*Directions for this task:* Take the entries that follow and return only the lines from the one with "Enumerate this screenshot's" through the final line, leaving every picture behind.

*Source records:*
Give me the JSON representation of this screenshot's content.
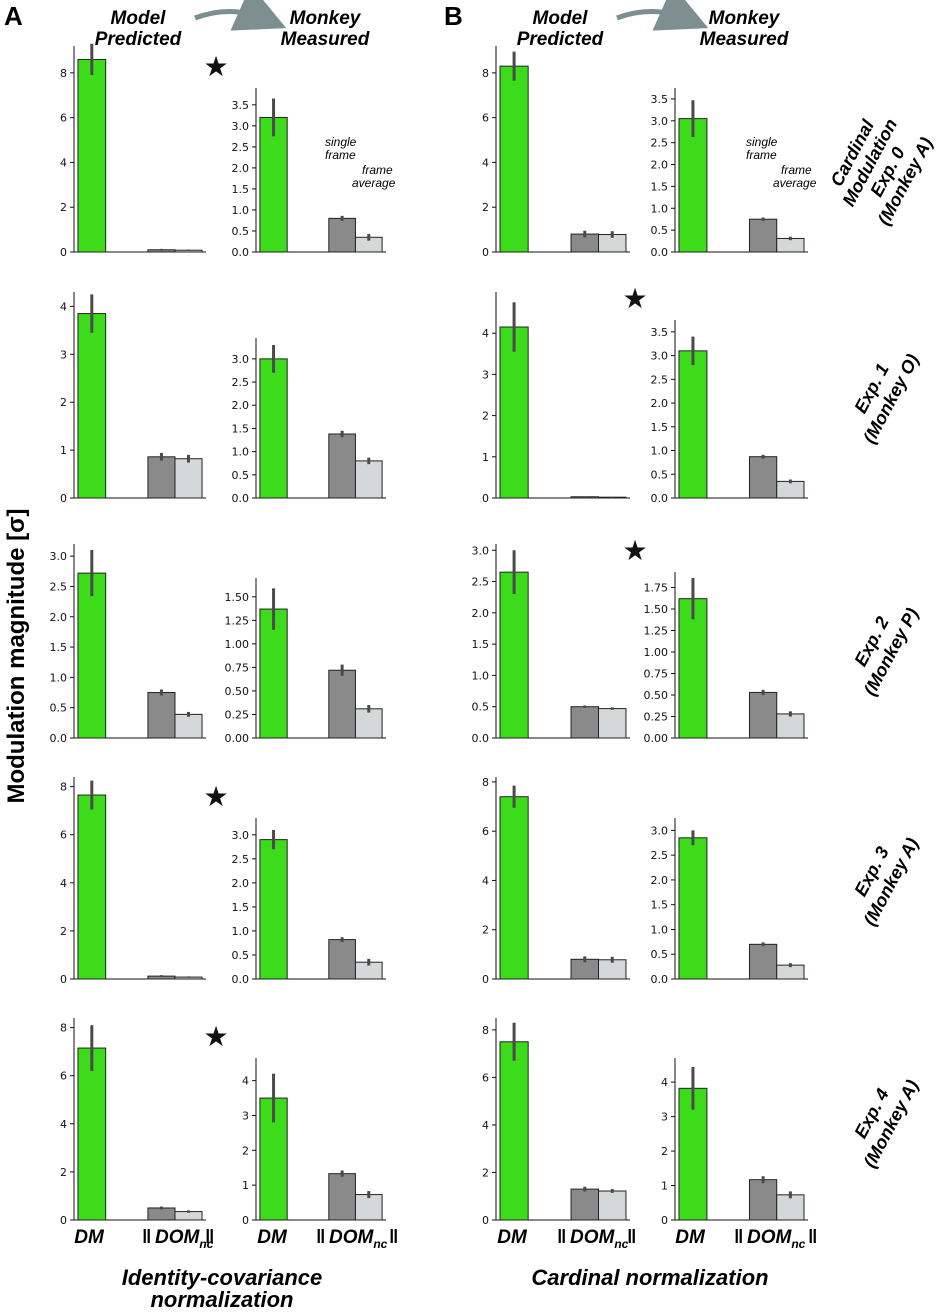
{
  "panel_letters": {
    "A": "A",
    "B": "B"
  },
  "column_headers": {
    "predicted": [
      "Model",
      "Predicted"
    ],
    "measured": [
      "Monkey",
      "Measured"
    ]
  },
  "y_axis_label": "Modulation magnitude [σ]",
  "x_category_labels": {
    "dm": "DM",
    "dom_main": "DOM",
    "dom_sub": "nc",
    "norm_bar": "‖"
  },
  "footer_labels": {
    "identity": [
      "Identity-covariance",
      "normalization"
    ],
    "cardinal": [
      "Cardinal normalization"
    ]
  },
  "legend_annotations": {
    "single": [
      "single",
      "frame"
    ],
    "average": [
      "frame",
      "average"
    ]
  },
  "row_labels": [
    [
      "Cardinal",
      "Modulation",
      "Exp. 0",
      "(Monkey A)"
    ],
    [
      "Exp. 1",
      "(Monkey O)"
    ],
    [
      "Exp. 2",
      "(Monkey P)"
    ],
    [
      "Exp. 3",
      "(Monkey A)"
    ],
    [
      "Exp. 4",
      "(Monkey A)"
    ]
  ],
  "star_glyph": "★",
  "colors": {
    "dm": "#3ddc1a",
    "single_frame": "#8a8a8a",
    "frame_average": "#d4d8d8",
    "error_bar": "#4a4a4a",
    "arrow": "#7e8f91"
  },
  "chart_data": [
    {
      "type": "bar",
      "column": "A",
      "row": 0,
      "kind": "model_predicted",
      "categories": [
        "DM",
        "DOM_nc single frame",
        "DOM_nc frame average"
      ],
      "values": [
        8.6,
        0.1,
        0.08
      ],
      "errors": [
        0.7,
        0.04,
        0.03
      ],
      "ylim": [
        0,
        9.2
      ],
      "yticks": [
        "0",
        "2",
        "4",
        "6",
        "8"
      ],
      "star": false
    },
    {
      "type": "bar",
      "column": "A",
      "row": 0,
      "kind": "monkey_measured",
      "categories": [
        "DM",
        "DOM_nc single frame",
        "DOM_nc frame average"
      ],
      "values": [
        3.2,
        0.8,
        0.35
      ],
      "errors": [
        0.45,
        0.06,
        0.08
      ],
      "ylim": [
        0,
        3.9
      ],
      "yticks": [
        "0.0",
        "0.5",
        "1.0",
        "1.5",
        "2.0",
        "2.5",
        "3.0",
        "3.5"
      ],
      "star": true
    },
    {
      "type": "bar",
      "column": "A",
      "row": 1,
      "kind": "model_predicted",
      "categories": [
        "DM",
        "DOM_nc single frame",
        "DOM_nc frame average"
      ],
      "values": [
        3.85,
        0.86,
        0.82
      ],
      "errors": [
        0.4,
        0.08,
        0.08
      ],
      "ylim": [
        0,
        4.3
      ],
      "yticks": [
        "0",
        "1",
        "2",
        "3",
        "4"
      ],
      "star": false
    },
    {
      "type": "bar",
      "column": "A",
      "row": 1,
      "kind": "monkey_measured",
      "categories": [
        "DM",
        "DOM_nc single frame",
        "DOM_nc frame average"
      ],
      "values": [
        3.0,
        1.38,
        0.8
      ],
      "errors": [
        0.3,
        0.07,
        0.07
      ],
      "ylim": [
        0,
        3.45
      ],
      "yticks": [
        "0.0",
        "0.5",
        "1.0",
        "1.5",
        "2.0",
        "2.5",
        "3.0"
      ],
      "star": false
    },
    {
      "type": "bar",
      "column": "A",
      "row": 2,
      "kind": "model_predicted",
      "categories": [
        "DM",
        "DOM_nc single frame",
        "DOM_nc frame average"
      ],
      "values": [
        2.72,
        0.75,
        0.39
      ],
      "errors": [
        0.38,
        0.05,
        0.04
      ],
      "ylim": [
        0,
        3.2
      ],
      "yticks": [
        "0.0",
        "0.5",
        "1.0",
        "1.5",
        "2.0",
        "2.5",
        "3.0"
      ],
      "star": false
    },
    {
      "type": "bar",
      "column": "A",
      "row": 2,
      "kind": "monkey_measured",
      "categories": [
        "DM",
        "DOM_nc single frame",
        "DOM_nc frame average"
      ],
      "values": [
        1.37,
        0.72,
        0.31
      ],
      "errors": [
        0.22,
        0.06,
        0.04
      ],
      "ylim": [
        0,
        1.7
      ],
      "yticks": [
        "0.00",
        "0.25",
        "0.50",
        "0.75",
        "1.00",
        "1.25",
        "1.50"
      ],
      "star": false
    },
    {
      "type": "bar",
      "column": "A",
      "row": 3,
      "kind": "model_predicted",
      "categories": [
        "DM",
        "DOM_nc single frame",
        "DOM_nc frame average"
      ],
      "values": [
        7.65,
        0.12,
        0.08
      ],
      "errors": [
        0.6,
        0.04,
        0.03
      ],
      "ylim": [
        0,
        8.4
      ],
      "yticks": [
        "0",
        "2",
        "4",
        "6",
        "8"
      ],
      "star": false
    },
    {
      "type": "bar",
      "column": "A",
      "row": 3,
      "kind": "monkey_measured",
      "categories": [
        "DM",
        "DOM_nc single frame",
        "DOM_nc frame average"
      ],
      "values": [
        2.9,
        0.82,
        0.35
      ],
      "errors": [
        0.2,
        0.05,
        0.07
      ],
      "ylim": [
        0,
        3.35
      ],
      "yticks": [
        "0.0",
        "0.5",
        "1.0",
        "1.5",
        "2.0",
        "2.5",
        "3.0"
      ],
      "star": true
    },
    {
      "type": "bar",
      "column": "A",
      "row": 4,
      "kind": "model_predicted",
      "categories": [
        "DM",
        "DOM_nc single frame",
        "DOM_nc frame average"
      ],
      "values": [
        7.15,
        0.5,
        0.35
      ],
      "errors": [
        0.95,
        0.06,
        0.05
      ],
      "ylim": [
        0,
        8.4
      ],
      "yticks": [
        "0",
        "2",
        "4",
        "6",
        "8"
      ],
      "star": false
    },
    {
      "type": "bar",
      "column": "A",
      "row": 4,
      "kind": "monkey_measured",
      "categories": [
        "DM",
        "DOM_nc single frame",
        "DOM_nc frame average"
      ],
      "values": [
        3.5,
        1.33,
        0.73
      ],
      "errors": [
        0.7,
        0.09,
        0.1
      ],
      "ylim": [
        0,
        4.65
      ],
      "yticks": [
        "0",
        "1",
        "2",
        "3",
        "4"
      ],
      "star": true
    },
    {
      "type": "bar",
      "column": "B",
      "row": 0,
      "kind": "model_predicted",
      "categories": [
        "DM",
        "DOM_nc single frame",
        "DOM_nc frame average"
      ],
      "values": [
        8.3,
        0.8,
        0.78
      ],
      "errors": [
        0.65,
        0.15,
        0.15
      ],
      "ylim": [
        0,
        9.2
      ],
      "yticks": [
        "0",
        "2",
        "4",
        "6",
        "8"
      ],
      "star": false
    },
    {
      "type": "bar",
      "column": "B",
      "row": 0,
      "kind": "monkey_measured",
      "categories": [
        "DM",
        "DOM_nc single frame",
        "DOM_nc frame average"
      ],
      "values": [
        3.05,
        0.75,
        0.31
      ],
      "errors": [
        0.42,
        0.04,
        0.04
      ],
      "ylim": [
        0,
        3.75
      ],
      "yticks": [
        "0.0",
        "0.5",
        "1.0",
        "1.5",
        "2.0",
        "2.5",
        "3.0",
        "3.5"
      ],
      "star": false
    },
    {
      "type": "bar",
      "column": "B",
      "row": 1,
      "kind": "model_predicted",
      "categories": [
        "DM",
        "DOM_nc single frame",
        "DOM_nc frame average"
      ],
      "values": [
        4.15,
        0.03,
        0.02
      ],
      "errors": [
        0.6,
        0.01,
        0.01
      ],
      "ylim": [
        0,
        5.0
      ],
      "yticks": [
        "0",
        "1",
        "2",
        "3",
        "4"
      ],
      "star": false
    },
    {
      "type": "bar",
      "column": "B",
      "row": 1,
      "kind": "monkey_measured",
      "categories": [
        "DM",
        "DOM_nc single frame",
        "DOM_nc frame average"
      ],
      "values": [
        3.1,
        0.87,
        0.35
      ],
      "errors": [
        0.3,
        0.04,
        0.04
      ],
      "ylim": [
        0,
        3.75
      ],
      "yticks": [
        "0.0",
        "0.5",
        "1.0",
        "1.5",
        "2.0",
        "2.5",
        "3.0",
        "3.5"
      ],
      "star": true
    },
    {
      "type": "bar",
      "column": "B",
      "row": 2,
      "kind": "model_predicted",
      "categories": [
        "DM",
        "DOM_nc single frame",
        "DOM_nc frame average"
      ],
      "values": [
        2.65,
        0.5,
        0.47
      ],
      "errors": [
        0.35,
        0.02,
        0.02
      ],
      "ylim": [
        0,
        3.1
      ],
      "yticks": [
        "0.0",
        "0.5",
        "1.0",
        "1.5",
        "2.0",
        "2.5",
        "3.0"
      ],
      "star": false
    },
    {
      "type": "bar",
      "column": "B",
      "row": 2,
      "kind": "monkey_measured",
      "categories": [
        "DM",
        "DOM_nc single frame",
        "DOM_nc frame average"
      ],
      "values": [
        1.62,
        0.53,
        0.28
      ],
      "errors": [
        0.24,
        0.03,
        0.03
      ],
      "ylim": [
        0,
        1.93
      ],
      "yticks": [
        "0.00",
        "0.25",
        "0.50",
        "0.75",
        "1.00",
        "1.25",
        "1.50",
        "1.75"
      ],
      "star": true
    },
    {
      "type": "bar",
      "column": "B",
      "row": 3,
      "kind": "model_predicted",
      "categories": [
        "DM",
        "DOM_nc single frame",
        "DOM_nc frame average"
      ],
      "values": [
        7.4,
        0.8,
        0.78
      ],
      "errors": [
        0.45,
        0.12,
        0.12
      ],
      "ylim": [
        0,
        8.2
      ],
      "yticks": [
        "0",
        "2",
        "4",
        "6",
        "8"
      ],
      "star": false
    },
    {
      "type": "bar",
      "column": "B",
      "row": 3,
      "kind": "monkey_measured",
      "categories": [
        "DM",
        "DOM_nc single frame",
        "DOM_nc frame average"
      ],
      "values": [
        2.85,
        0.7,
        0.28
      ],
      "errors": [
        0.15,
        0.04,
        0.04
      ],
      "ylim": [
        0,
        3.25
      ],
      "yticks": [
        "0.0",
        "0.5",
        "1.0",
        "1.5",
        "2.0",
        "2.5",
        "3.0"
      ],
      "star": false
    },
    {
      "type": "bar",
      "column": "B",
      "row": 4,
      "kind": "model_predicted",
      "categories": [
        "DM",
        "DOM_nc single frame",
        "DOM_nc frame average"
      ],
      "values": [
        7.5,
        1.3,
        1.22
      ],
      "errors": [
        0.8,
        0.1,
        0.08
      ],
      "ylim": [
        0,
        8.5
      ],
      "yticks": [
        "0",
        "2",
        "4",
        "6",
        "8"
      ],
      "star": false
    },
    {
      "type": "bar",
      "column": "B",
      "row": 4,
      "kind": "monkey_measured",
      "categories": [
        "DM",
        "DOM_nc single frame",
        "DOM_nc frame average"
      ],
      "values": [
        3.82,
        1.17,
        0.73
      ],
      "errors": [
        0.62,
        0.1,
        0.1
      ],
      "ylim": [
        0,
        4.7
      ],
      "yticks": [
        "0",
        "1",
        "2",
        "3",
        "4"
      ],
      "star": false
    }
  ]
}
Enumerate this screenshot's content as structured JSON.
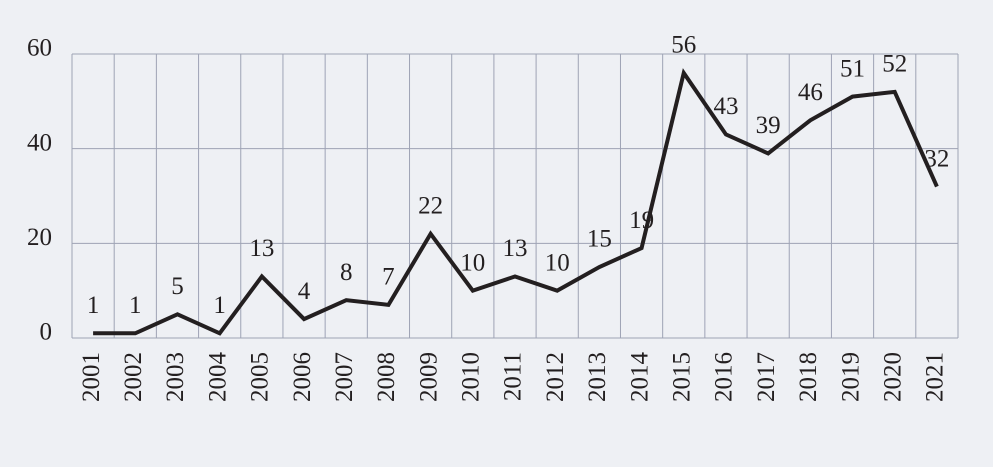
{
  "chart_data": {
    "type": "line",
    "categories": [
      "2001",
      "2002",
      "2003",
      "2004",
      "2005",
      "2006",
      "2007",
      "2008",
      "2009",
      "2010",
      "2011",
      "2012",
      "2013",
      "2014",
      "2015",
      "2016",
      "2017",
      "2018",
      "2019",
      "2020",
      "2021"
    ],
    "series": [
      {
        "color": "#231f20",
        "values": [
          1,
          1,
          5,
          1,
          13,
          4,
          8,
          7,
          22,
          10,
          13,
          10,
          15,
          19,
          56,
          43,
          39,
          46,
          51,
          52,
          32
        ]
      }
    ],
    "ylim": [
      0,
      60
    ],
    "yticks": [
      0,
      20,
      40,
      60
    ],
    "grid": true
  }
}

*Result of the exercise:*
Enumerate this screenshot's content as structured JSON.
{
  "chart_data": {
    "type": "line",
    "categories": [
      "2001",
      "2002",
      "2003",
      "2004",
      "2005",
      "2006",
      "2007",
      "2008",
      "2009",
      "2010",
      "2011",
      "2012",
      "2013",
      "2014",
      "2015",
      "2016",
      "2017",
      "2018",
      "2019",
      "2020",
      "2021"
    ],
    "series": [
      {
        "color": "#231f20",
        "values": [
          1,
          1,
          5,
          1,
          13,
          4,
          8,
          7,
          22,
          10,
          13,
          10,
          15,
          19,
          56,
          43,
          39,
          46,
          51,
          52,
          32
        ]
      }
    ],
    "ylim": [
      0,
      60
    ],
    "yticks": [
      0,
      20,
      40,
      60
    ],
    "grid": true
  }
}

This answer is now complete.